======== ENTRIES SUPPLIED

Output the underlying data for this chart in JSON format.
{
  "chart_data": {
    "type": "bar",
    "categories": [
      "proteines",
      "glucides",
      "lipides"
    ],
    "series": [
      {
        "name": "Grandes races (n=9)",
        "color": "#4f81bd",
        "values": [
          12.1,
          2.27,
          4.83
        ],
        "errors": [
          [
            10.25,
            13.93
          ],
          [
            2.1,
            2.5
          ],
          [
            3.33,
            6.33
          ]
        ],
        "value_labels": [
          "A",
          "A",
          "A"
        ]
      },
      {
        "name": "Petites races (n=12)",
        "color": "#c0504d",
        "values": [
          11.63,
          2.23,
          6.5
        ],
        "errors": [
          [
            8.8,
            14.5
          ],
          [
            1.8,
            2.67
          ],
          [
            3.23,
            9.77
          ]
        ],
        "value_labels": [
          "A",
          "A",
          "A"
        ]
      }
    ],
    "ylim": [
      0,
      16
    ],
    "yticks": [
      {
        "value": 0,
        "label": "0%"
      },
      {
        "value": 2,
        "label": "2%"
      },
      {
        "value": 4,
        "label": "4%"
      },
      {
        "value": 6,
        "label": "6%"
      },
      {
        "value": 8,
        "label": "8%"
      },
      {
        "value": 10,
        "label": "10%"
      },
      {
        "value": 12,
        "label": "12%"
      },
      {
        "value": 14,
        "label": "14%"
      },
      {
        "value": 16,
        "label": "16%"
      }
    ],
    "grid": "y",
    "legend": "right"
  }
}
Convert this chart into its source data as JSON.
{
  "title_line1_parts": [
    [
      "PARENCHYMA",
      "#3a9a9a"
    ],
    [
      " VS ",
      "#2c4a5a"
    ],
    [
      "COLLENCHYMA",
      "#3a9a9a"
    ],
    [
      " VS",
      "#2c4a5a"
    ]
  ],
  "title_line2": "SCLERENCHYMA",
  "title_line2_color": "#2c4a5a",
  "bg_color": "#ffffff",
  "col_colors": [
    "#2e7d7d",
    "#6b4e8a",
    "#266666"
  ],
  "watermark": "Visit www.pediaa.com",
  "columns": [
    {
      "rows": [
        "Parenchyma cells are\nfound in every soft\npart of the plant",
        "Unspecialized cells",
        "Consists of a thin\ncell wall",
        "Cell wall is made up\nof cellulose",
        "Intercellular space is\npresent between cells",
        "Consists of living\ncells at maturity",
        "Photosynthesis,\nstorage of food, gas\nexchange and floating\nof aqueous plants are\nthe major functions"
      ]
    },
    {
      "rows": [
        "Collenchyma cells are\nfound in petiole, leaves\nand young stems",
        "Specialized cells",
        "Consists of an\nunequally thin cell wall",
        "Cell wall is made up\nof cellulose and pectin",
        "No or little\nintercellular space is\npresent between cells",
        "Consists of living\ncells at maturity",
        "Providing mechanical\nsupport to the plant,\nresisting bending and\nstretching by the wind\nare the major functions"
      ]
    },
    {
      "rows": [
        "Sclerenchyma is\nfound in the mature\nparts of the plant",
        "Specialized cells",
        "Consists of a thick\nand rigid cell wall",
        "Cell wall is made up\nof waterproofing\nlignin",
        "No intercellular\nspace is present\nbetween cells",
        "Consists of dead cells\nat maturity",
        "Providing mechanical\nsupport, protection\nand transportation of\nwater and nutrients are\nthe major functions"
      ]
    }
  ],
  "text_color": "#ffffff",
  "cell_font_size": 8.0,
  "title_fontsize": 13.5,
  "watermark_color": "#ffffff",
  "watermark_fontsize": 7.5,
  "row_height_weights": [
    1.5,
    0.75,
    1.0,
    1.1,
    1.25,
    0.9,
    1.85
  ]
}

================

WHAT THE TASK REQUIRES: Search the data above for the word "nand" and report how many lines contain it, with nothing further.

OUTPUT: 3